◆ What is needed:
Print the listing below exactly.

── Input records

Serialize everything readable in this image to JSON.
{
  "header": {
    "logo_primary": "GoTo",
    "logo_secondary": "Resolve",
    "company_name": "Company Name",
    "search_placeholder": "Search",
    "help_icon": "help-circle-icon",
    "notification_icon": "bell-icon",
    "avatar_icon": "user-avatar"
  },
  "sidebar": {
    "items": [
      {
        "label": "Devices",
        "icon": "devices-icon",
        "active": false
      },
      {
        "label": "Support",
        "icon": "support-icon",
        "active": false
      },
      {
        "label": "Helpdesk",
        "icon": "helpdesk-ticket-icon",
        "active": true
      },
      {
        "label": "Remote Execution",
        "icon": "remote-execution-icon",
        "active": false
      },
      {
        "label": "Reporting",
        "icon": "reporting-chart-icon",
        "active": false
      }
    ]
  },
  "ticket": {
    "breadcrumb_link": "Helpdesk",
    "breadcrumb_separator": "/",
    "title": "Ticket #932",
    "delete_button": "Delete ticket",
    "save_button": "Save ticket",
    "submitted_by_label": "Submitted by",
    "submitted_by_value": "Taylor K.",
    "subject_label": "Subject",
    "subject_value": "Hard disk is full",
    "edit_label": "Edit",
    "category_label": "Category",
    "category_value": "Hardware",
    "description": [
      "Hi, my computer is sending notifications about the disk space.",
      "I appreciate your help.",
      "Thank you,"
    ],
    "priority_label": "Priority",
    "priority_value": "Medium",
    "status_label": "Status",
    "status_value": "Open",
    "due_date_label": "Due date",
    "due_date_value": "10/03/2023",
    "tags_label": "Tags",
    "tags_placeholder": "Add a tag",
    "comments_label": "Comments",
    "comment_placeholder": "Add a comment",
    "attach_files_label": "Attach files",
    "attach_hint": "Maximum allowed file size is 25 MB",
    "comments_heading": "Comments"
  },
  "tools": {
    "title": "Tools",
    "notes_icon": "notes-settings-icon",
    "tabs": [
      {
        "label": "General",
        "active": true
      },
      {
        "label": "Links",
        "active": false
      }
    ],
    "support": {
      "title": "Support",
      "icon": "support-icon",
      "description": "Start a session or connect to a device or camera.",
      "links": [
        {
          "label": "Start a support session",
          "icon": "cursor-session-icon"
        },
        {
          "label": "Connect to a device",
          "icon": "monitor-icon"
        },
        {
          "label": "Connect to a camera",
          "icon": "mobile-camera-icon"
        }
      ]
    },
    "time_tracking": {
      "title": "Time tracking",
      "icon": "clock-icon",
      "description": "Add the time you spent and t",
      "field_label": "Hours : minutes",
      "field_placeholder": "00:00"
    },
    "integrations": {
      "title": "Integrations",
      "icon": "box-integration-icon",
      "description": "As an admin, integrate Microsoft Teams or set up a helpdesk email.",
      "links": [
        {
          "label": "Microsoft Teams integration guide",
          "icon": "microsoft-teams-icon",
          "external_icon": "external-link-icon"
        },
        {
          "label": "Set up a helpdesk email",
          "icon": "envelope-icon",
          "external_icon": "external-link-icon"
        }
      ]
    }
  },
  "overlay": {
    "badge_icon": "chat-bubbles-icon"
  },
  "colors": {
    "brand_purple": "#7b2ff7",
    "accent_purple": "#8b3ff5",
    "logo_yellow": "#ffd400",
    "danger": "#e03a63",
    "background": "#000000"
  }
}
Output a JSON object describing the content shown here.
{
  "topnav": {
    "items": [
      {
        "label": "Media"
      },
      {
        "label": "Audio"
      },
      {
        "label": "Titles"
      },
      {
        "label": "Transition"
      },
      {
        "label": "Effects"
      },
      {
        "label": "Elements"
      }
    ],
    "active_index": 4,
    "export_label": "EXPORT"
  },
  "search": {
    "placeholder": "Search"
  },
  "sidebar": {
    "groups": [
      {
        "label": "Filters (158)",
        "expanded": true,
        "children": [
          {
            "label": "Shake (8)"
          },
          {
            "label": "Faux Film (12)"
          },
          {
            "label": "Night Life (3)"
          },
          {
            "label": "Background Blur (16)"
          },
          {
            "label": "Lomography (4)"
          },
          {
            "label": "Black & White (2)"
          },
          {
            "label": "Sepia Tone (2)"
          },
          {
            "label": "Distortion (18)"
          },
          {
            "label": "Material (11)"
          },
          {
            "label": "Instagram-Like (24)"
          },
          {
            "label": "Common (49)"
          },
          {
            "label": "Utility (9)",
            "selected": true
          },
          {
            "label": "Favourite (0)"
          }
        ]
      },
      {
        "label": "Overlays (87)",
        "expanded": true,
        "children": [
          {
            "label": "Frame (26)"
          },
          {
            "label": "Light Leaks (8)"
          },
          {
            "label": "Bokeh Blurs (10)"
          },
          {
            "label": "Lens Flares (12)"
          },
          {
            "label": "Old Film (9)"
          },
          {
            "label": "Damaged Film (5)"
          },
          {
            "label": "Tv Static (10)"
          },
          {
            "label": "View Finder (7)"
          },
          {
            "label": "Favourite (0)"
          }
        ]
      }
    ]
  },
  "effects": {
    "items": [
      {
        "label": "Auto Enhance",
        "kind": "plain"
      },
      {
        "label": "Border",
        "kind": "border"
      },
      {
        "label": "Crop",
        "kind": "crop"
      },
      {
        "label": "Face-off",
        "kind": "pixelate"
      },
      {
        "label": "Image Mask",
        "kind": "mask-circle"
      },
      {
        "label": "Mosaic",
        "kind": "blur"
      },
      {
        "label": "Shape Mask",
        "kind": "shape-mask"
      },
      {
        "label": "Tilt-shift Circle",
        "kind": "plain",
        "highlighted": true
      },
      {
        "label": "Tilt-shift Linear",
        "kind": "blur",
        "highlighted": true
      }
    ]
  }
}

────

◆ Answer to this exercise:
Serialize everything readable in this image to JSON.
{
  "header": {
    "logo_primary": "GoTo",
    "logo_secondary": "Resolve",
    "company_name": "Company Name",
    "search_placeholder": "Search",
    "help_icon": "help-circle-icon",
    "notification_icon": "bell-icon",
    "avatar_icon": "user-avatar"
  },
  "sidebar": {
    "items": [
      {
        "label": "Devices",
        "icon": "devices-icon",
        "active": false
      },
      {
        "label": "Support",
        "icon": "support-icon",
        "active": false
      },
      {
        "label": "Helpdesk",
        "icon": "helpdesk-ticket-icon",
        "active": true
      },
      {
        "label": "Remote Execution",
        "icon": "remote-execution-icon",
        "active": false
      },
      {
        "label": "Reporting",
        "icon": "reporting-chart-icon",
        "active": false
      }
    ]
  },
  "ticket": {
    "breadcrumb_link": "Helpdesk",
    "breadcrumb_separator": "/",
    "title": "Ticket #932",
    "delete_button": "Delete ticket",
    "save_button": "Save ticket",
    "submitted_by_label": "Submitted by",
    "submitted_by_value": "Taylor K.",
    "subject_label": "Subject",
    "subject_value": "Hard disk is full",
    "edit_label": "Edit",
    "category_label": "Category",
    "category_value": "Hardware",
    "description": [
      "Hi, my computer is sending notifications about the disk space.",
      "I appreciate your help.",
      "Thank you,"
    ],
    "priority_label": "Priority",
    "priority_value": "Medium",
    "status_label": "Status",
    "status_value": "Open",
    "due_date_label": "Due date",
    "due_date_value": "10/03/2023",
    "tags_label": "Tags",
    "tags_placeholder": "Add a tag",
    "comments_label": "Comments",
    "comment_placeholder": "Add a comment",
    "attach_files_label": "Attach files",
    "attach_hint": "Maximum allowed file size is 25 MB",
    "comments_heading": "Comments"
  },
  "tools": {
    "title": "Tools",
    "notes_icon": "notes-settings-icon",
    "tabs": [
      {
        "label": "General",
        "active": true
      },
      {
        "label": "Links",
        "active": false
      }
    ],
    "support": {
      "title": "Support",
      "icon": "support-icon",
      "description": "Start a session or connect to a device or camera.",
      "links": [
        {
          "label": "Start a support session",
          "icon": "cursor-session-icon"
        },
        {
          "label": "Connect to a device",
          "icon": "monitor-icon"
        },
        {
          "label": "Connect to a camera",
          "icon": "mobile-camera-icon"
        }
      ]
    },
    "time_tracking": {
      "title": "Time tracking",
      "icon": "clock-icon",
      "description": "Add the time you spent and t",
      "field_label": "Hours : minutes",
      "field_placeholder": "00:00"
    },
    "integrations": {
      "title": "Integrations",
      "icon": "box-integration-icon",
      "description": "As an admin, integrate Microsoft Teams or set up a helpdesk email.",
      "links": [
        {
          "label": "Microsoft Teams integration guide",
          "icon": "microsoft-teams-icon",
          "external_icon": "external-link-icon"
        },
        {
          "label": "Set up a helpdesk email",
          "icon": "envelope-icon",
          "external_icon": "external-link-icon"
        }
      ]
    }
  },
  "overlay": {
    "badge_icon": "chat-bubbles-icon"
  },
  "colors": {
    "brand_purple": "#7b2ff7",
    "accent_purple": "#8b3ff5",
    "logo_yellow": "#ffd400",
    "danger": "#e03a63",
    "background": "#000000"
  }
}
Output a JSON object describing the content shown here.
{
  "topnav": {
    "items": [
      {
        "label": "Media"
      },
      {
        "label": "Audio"
      },
      {
        "label": "Titles"
      },
      {
        "label": "Transition"
      },
      {
        "label": "Effects"
      },
      {
        "label": "Elements"
      }
    ],
    "active_index": 4,
    "export_label": "EXPORT"
  },
  "search": {
    "placeholder": "Search"
  },
  "sidebar": {
    "groups": [
      {
        "label": "Filters (158)",
        "expanded": true,
        "children": [
          {
            "label": "Shake (8)"
          },
          {
            "label": "Faux Film (12)"
          },
          {
            "label": "Night Life (3)"
          },
          {
            "label": "Background Blur (16)"
          },
          {
            "label": "Lomography (4)"
          },
          {
            "label": "Black & White (2)"
          },
          {
            "label": "Sepia Tone (2)"
          },
          {
            "label": "Distortion (18)"
          },
          {
            "label": "Material (11)"
          },
          {
            "label": "Instagram-Like (24)"
          },
          {
            "label": "Common (49)"
          },
          {
            "label": "Utility (9)",
            "selected": true
          },
          {
            "label": "Favourite (0)"
          }
        ]
      },
      {
        "label": "Overlays (87)",
        "expanded": true,
        "children": [
          {
            "label": "Frame (26)"
          },
          {
            "label": "Light Leaks (8)"
          },
          {
            "label": "Bokeh Blurs (10)"
          },
          {
            "label": "Lens Flares (12)"
          },
          {
            "label": "Old Film (9)"
          },
          {
            "label": "Damaged Film (5)"
          },
          {
            "label": "Tv Static (10)"
          },
          {
            "label": "View Finder (7)"
          },
          {
            "label": "Favourite (0)"
          }
        ]
      }
    ]
  },
  "effects": {
    "items": [
      {
        "label": "Auto Enhance",
        "kind": "plain"
      },
      {
        "label": "Border",
        "kind": "border"
      },
      {
        "label": "Crop",
        "kind": "crop"
      },
      {
        "label": "Face-off",
        "kind": "pixelate"
      },
      {
        "label": "Image Mask",
        "kind": "mask-circle"
      },
      {
        "label": "Mosaic",
        "kind": "blur"
      },
      {
        "label": "Shape Mask",
        "kind": "shape-mask"
      },
      {
        "label": "Tilt-shift Circle",
        "kind": "plain",
        "highlighted": true
      },
      {
        "label": "Tilt-shift Linear",
        "kind": "blur",
        "highlighted": true
      }
    ]
  }
}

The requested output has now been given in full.